## PROBLEM TO SOLVE
Every entry below should be transcribed exactly; pictures stay out of the copy.

(Records contained in a dataset)
• • •
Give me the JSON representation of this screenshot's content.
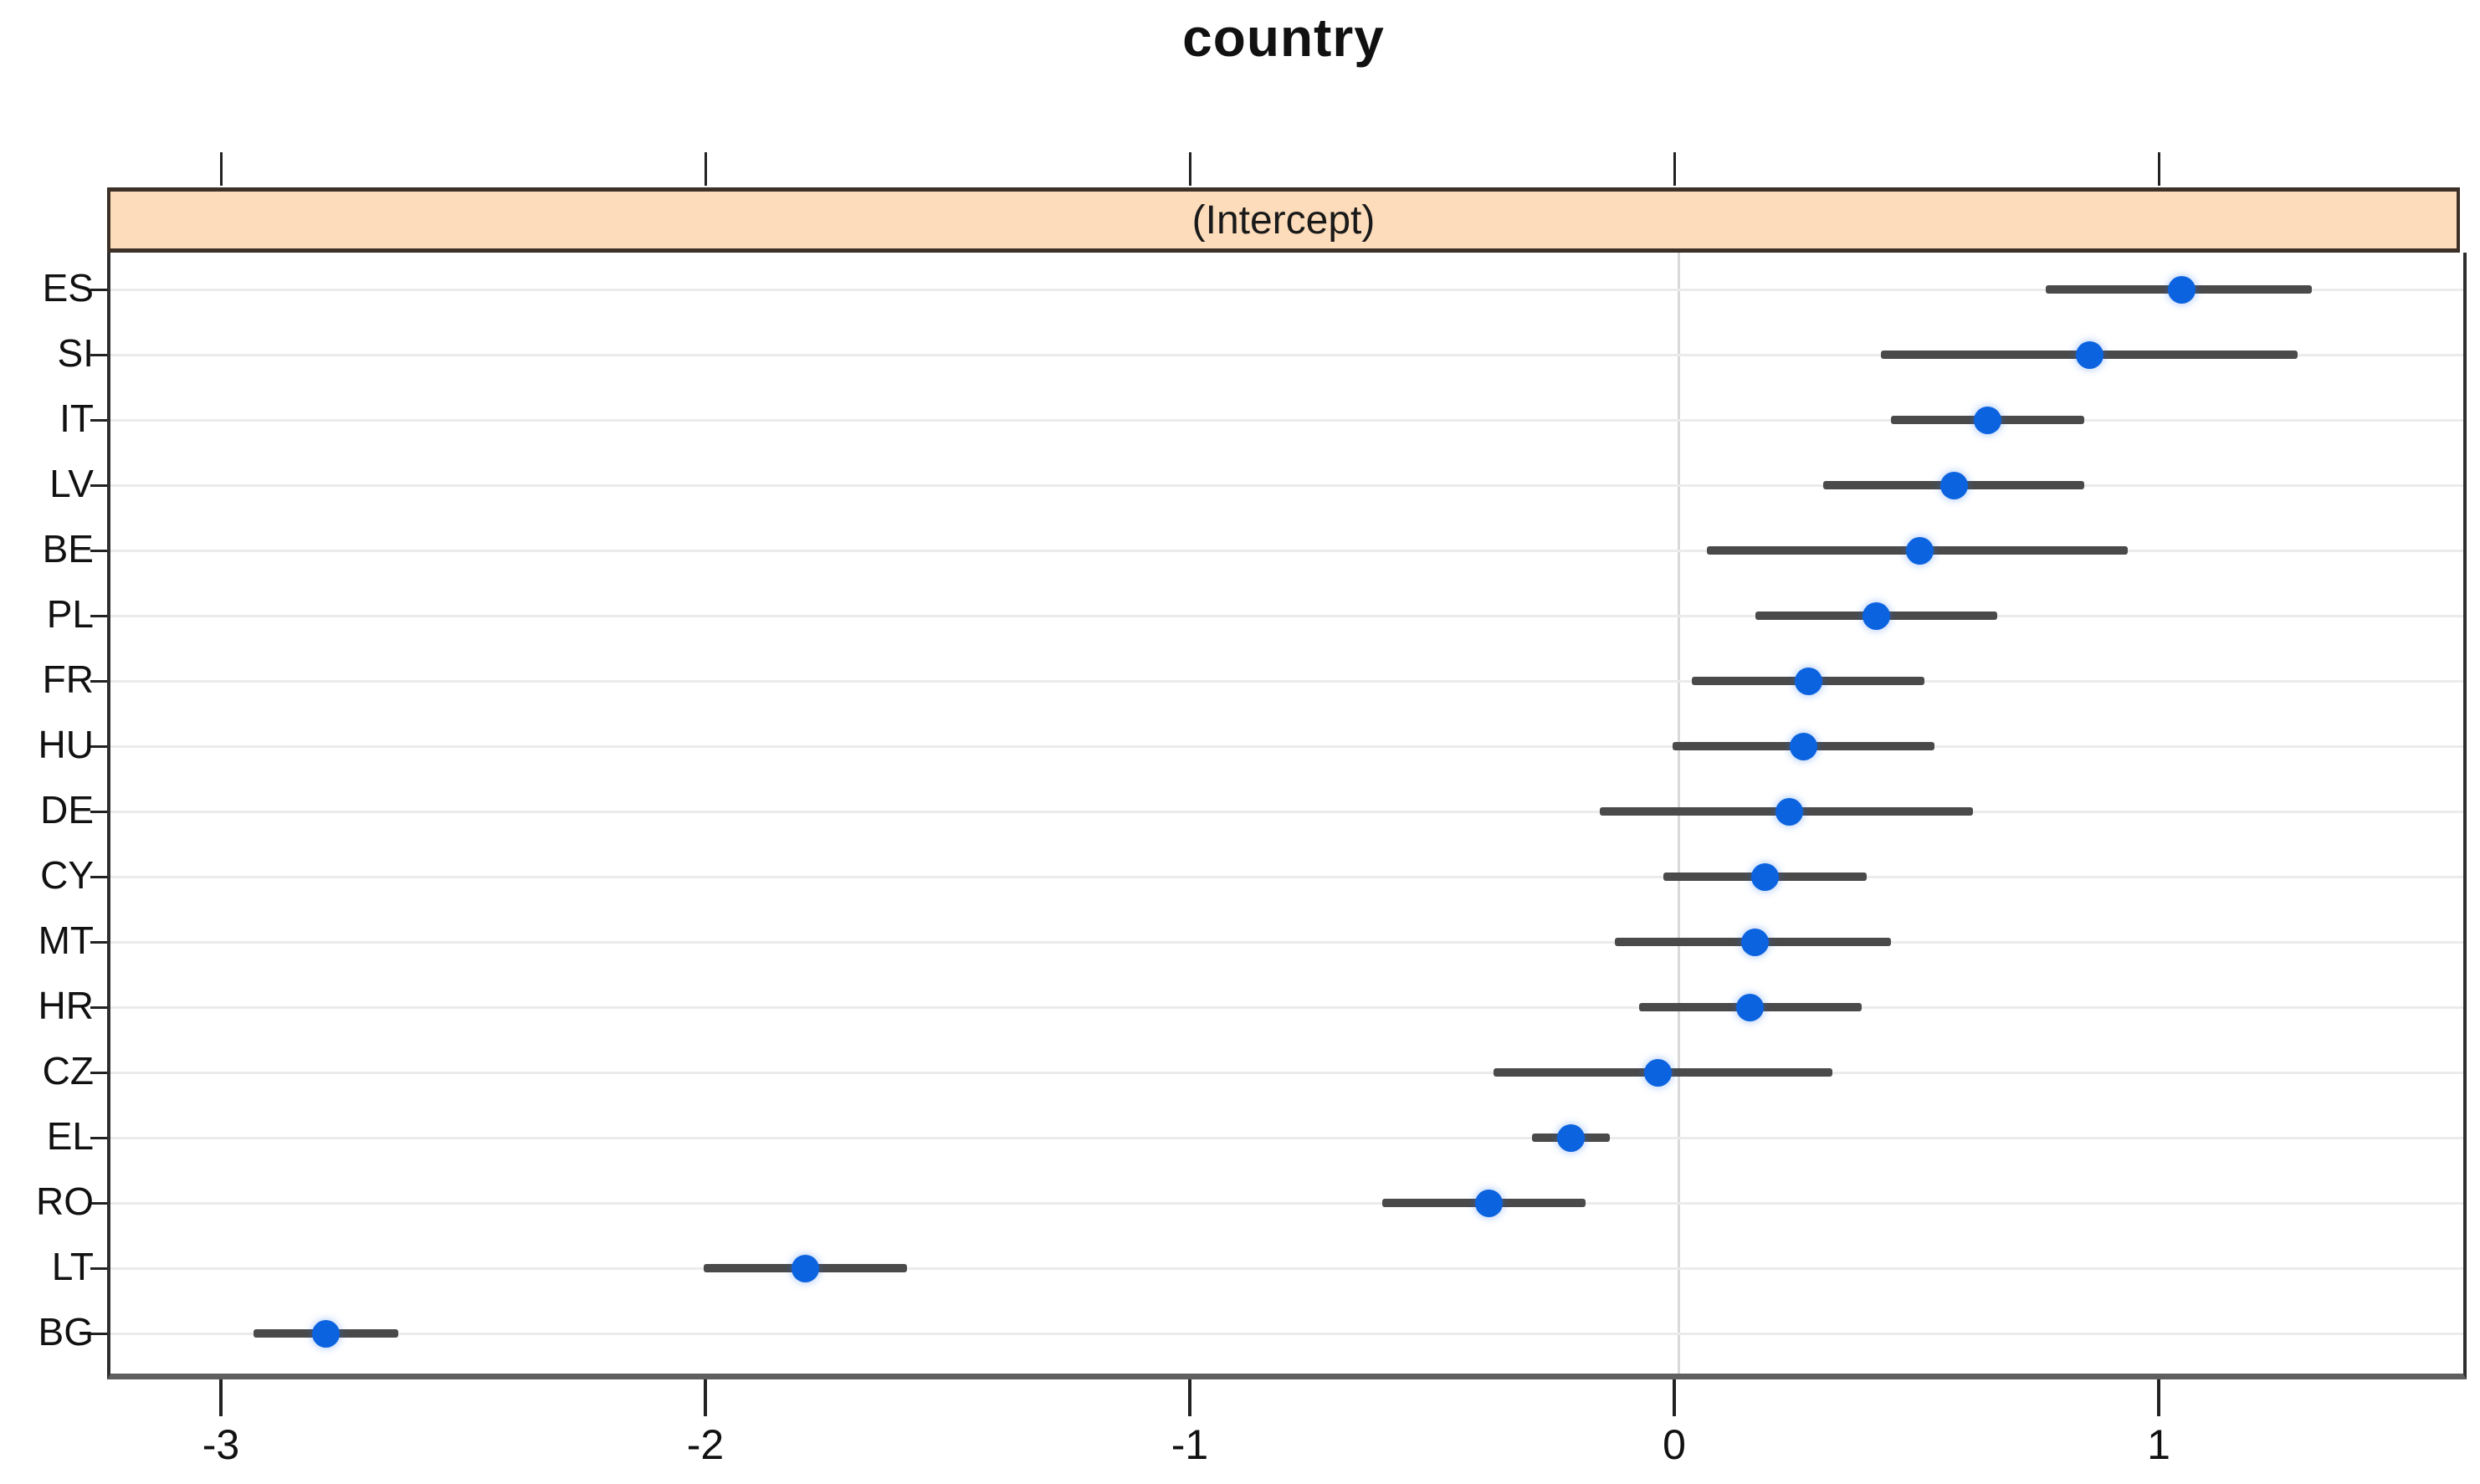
{
  "figure": {
    "title": "country",
    "panel_label": "(Intercept)"
  },
  "chart_data": {
    "type": "scatter",
    "subtype": "dotplot-with-intervals",
    "title": "country",
    "panel": "(Intercept)",
    "xlabel": "",
    "ylabel": "",
    "xlim": [
      -3.24,
      1.63
    ],
    "x_ticks": [
      -3,
      -2,
      -1,
      0,
      1
    ],
    "grid": "horizontal-row-lines-and-zero-reference",
    "legend_position": "none",
    "marker": "filled-circle",
    "categories": [
      "ES",
      "SI",
      "IT",
      "LV",
      "BE",
      "PL",
      "FR",
      "HU",
      "DE",
      "CY",
      "MT",
      "HR",
      "CZ",
      "EL",
      "RO",
      "LT",
      "BG"
    ],
    "series": [
      {
        "name": "(Intercept)",
        "values": [
          1.04,
          0.85,
          0.64,
          0.57,
          0.5,
          0.41,
          0.27,
          0.26,
          0.23,
          0.18,
          0.16,
          0.15,
          -0.04,
          -0.22,
          -0.39,
          -1.8,
          -2.79
        ],
        "ci_low": [
          0.76,
          0.42,
          0.44,
          0.3,
          0.06,
          0.16,
          0.03,
          -0.01,
          -0.16,
          -0.03,
          -0.13,
          -0.08,
          -0.38,
          -0.3,
          -0.61,
          -2.01,
          -2.94
        ],
        "ci_high": [
          1.31,
          1.28,
          0.84,
          0.84,
          0.93,
          0.66,
          0.51,
          0.53,
          0.61,
          0.39,
          0.44,
          0.38,
          0.32,
          -0.14,
          -0.19,
          -1.59,
          -2.64
        ]
      }
    ],
    "colors": {
      "dot": "#0b63e0",
      "interval_line": "#4a4a4a",
      "strip_fill": "#fcdcba",
      "strip_border": "#3c3028",
      "grid": "#ebebeb",
      "zero_line": "#d9d9d9",
      "box_border": "#2e2e2e",
      "axis_line": "#5f5f5f",
      "text": "#111111",
      "background": "#ffffff"
    }
  }
}
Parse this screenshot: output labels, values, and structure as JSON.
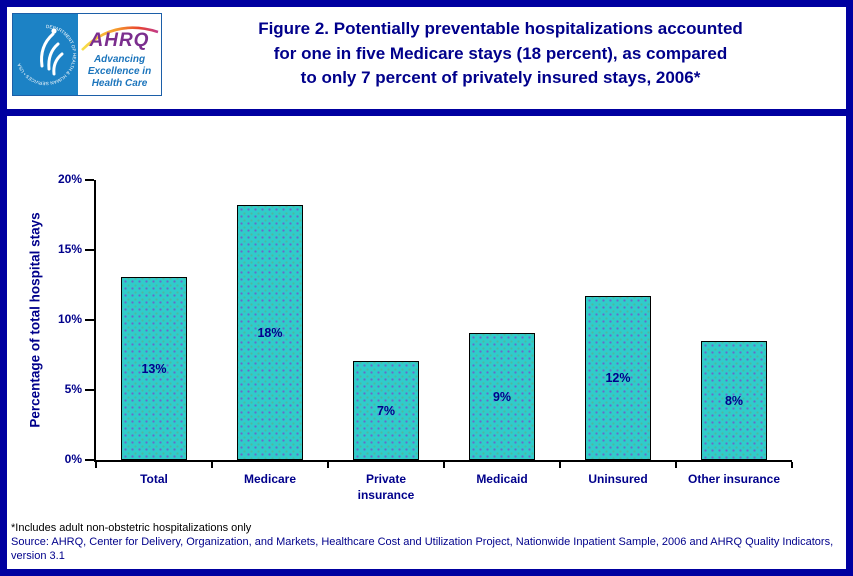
{
  "header": {
    "logo": {
      "seal_text": "DEPARTMENT OF HEALTH & HUMAN SERVICES • USA",
      "ahrq": "AHRQ",
      "tagline": "Advancing\nExcellence in\nHealth Care"
    },
    "title": "Figure 2. Potentially preventable hospitalizations accounted\nfor one in five Medicare stays (18 percent), as compared\nto only 7 percent of privately insured stays, 2006*"
  },
  "chart_data": {
    "type": "bar",
    "title": "",
    "categories": [
      "Total",
      "Medicare",
      "Private insurance",
      "Medicaid",
      "Uninsured",
      "Other insurance"
    ],
    "categories_display": [
      "Total",
      "Medicare",
      "Private\ninsurance",
      "Medicaid",
      "Uninsured",
      "Other insurance"
    ],
    "values": [
      13.1,
      18.2,
      7.1,
      9.1,
      11.7,
      8.5
    ],
    "bar_labels": [
      "13%",
      "18%",
      "7%",
      "9%",
      "12%",
      "8%"
    ],
    "xlabel": "",
    "ylabel": "Percentage of total hospital stays",
    "ylim": [
      0,
      20
    ],
    "ytick_values": [
      0,
      5,
      10,
      15,
      20
    ],
    "ytick_labels": [
      "0%",
      "5%",
      "10%",
      "15%",
      "20%"
    ],
    "grid": false,
    "legend": null,
    "bar_color": "#30CCCA",
    "bar_border_color": "#000000",
    "value_label_color": "#00008B"
  },
  "footnotes": {
    "note": "*Includes adult non-obstetric hospitalizations only",
    "source": "Source: AHRQ, Center for Delivery, Organization, and Markets, Healthcare Cost and Utilization Project, Nationwide Inpatient Sample, 2006 and AHRQ Quality Indicators, version 3.1"
  },
  "colors": {
    "page_border": "#0000A0",
    "navy_text": "#00008B",
    "teal_bar": "#30CCCA",
    "hhs_blue": "#1C82C5",
    "ahrq_purple": "#7B2E8E",
    "tagline_blue": "#1C75BC"
  }
}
• • •
## THE COMPLETED TASK
Give me the JSON representation of this screenshot's content.
{
  "figure": {
    "title": "country",
    "panel_label": "(Intercept)"
  },
  "chart_data": {
    "type": "scatter",
    "subtype": "dotplot-with-intervals",
    "title": "country",
    "panel": "(Intercept)",
    "xlabel": "",
    "ylabel": "",
    "xlim": [
      -3.24,
      1.63
    ],
    "x_ticks": [
      -3,
      -2,
      -1,
      0,
      1
    ],
    "grid": "horizontal-row-lines-and-zero-reference",
    "legend_position": "none",
    "marker": "filled-circle",
    "categories": [
      "ES",
      "SI",
      "IT",
      "LV",
      "BE",
      "PL",
      "FR",
      "HU",
      "DE",
      "CY",
      "MT",
      "HR",
      "CZ",
      "EL",
      "RO",
      "LT",
      "BG"
    ],
    "series": [
      {
        "name": "(Intercept)",
        "values": [
          1.04,
          0.85,
          0.64,
          0.57,
          0.5,
          0.41,
          0.27,
          0.26,
          0.23,
          0.18,
          0.16,
          0.15,
          -0.04,
          -0.22,
          -0.39,
          -1.8,
          -2.79
        ],
        "ci_low": [
          0.76,
          0.42,
          0.44,
          0.3,
          0.06,
          0.16,
          0.03,
          -0.01,
          -0.16,
          -0.03,
          -0.13,
          -0.08,
          -0.38,
          -0.3,
          -0.61,
          -2.01,
          -2.94
        ],
        "ci_high": [
          1.31,
          1.28,
          0.84,
          0.84,
          0.93,
          0.66,
          0.51,
          0.53,
          0.61,
          0.39,
          0.44,
          0.38,
          0.32,
          -0.14,
          -0.19,
          -1.59,
          -2.64
        ]
      }
    ],
    "colors": {
      "dot": "#0b63e0",
      "interval_line": "#4a4a4a",
      "strip_fill": "#fcdcba",
      "strip_border": "#3c3028",
      "grid": "#ebebeb",
      "zero_line": "#d9d9d9",
      "box_border": "#2e2e2e",
      "axis_line": "#5f5f5f",
      "text": "#111111",
      "background": "#ffffff"
    }
  }
}
Parse this screenshot: output labels, values, and structure as JSON.
{
  "header": {
    "logo": {
      "seal_text": "DEPARTMENT OF HEALTH & HUMAN SERVICES • USA",
      "ahrq": "AHRQ",
      "tagline": "Advancing\nExcellence in\nHealth Care"
    },
    "title": "Figure 2. Potentially preventable hospitalizations accounted\nfor one in five Medicare stays (18 percent), as compared\nto only 7 percent of privately insured stays, 2006*"
  },
  "chart_data": {
    "type": "bar",
    "title": "",
    "categories": [
      "Total",
      "Medicare",
      "Private insurance",
      "Medicaid",
      "Uninsured",
      "Other insurance"
    ],
    "categories_display": [
      "Total",
      "Medicare",
      "Private\ninsurance",
      "Medicaid",
      "Uninsured",
      "Other insurance"
    ],
    "values": [
      13.1,
      18.2,
      7.1,
      9.1,
      11.7,
      8.5
    ],
    "bar_labels": [
      "13%",
      "18%",
      "7%",
      "9%",
      "12%",
      "8%"
    ],
    "xlabel": "",
    "ylabel": "Percentage of total hospital stays",
    "ylim": [
      0,
      20
    ],
    "ytick_values": [
      0,
      5,
      10,
      15,
      20
    ],
    "ytick_labels": [
      "0%",
      "5%",
      "10%",
      "15%",
      "20%"
    ],
    "grid": false,
    "legend": null,
    "bar_color": "#30CCCA",
    "bar_border_color": "#000000",
    "value_label_color": "#00008B"
  },
  "footnotes": {
    "note": "*Includes adult non-obstetric hospitalizations only",
    "source": "Source: AHRQ, Center for Delivery, Organization, and Markets, Healthcare Cost and Utilization Project, Nationwide Inpatient Sample, 2006 and AHRQ Quality Indicators, version 3.1"
  },
  "colors": {
    "page_border": "#0000A0",
    "navy_text": "#00008B",
    "teal_bar": "#30CCCA",
    "hhs_blue": "#1C82C5",
    "ahrq_purple": "#7B2E8E",
    "tagline_blue": "#1C75BC"
  }
}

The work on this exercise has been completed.